++++ TASK INPUT ++++

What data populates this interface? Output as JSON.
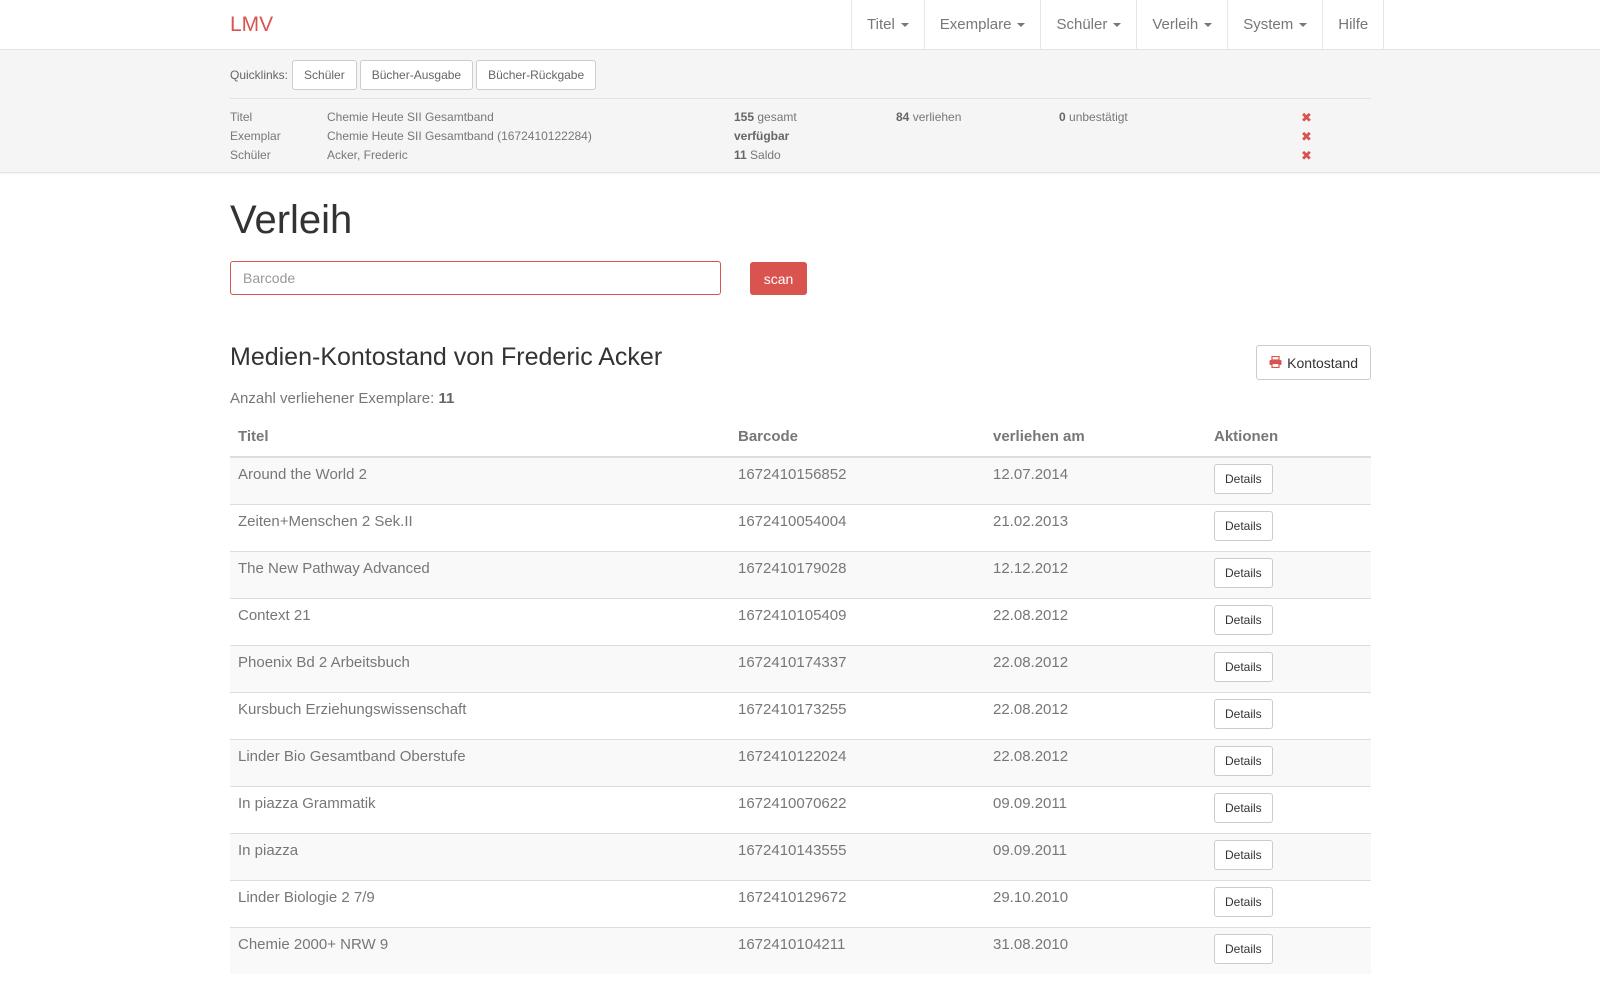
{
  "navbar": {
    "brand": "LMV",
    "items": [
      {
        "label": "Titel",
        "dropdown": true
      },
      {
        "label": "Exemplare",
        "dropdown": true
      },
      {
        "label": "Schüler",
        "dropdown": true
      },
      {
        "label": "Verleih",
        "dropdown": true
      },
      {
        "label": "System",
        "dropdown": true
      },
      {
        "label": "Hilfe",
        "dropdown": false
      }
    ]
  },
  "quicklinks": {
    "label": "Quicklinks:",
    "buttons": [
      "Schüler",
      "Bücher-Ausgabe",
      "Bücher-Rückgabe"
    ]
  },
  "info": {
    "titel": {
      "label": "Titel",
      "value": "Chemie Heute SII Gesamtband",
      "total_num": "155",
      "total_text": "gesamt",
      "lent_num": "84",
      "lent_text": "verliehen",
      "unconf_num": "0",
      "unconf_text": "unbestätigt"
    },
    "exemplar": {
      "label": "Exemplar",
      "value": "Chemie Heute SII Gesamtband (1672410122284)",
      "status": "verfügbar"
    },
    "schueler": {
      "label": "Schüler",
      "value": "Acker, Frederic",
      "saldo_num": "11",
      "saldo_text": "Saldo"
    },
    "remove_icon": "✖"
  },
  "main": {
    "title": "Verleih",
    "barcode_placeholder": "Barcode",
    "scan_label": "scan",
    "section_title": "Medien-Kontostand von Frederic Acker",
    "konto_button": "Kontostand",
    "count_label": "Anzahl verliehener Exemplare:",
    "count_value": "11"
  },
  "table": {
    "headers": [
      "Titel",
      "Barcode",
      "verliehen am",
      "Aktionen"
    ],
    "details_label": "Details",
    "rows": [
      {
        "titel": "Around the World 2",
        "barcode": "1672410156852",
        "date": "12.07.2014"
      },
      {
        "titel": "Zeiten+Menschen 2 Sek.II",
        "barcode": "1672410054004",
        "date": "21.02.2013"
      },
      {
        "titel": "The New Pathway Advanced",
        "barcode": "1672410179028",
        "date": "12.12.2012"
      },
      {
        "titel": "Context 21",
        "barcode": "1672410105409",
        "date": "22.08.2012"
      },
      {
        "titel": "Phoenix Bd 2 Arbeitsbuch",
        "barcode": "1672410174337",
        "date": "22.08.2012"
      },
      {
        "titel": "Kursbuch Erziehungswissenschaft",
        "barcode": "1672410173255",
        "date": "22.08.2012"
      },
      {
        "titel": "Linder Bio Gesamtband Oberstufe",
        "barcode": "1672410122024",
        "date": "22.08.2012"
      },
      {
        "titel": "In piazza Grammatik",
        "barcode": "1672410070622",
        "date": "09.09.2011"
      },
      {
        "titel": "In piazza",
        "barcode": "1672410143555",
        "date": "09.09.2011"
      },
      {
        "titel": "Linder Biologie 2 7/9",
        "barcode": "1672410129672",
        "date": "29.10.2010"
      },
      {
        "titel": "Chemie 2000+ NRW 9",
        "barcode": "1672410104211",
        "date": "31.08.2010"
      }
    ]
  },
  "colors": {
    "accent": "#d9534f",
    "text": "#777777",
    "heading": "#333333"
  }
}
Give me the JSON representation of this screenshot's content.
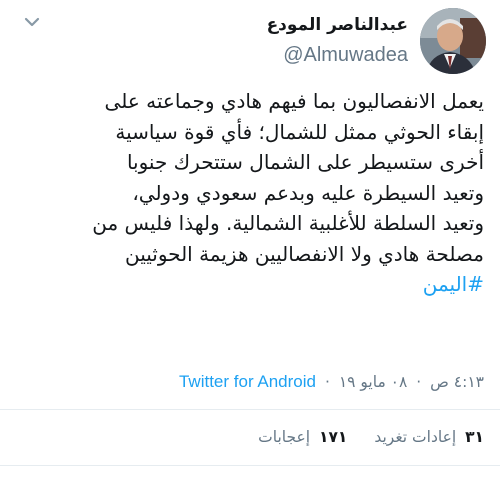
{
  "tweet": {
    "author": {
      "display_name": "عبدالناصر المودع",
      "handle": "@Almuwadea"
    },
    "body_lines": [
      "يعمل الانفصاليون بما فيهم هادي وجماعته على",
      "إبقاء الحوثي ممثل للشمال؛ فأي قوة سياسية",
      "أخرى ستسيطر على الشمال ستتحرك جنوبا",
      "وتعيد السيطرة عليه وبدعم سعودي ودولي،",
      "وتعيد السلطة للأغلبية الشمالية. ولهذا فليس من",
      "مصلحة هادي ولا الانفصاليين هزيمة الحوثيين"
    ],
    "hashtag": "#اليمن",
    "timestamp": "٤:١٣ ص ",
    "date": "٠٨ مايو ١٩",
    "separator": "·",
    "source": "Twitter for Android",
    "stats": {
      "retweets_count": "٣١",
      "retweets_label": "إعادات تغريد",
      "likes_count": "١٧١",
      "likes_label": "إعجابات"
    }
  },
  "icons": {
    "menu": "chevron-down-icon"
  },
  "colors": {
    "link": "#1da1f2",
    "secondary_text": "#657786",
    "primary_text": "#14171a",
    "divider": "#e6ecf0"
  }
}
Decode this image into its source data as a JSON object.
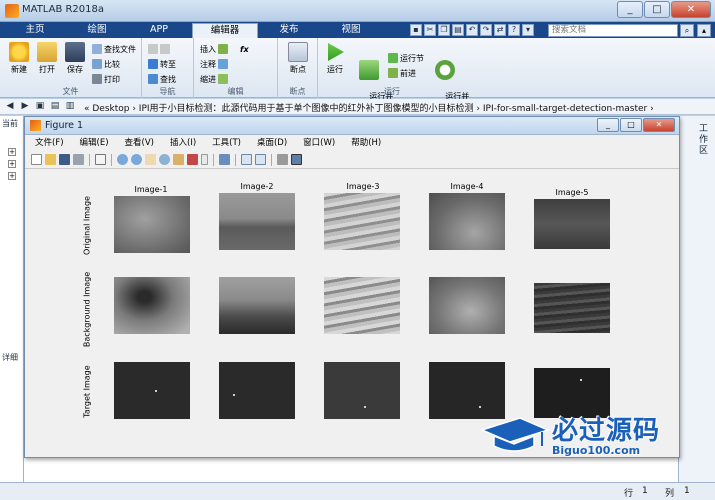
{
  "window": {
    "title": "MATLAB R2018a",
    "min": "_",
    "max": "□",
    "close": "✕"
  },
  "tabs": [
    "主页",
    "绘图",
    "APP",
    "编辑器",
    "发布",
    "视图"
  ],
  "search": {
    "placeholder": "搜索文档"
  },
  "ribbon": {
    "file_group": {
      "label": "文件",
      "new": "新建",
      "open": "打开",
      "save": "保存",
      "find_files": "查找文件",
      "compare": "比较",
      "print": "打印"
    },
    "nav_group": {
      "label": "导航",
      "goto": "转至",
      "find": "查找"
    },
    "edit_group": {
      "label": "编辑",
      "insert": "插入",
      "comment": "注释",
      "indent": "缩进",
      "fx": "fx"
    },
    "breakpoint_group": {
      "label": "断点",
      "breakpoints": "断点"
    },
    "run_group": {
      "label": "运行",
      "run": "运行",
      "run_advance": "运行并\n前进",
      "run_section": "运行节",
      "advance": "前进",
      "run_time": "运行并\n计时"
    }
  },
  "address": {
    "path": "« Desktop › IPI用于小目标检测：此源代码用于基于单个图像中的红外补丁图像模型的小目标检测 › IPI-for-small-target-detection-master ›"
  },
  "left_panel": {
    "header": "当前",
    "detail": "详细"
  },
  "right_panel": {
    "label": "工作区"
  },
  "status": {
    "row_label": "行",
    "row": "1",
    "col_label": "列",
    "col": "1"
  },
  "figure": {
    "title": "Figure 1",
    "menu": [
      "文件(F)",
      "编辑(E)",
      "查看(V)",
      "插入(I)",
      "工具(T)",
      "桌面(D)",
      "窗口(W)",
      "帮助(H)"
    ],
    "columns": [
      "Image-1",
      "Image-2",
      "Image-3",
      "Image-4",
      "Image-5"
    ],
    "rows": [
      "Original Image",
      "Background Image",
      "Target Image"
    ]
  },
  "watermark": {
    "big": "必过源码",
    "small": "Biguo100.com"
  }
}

++++

WORK TO BE COMPLETED:
Identify the lines in the entries above that contain "data", then copy them out.

EXPECTED ANSWER:
What data populates this interface? Output as JSON.
Decode this image into its source data as a JSON object.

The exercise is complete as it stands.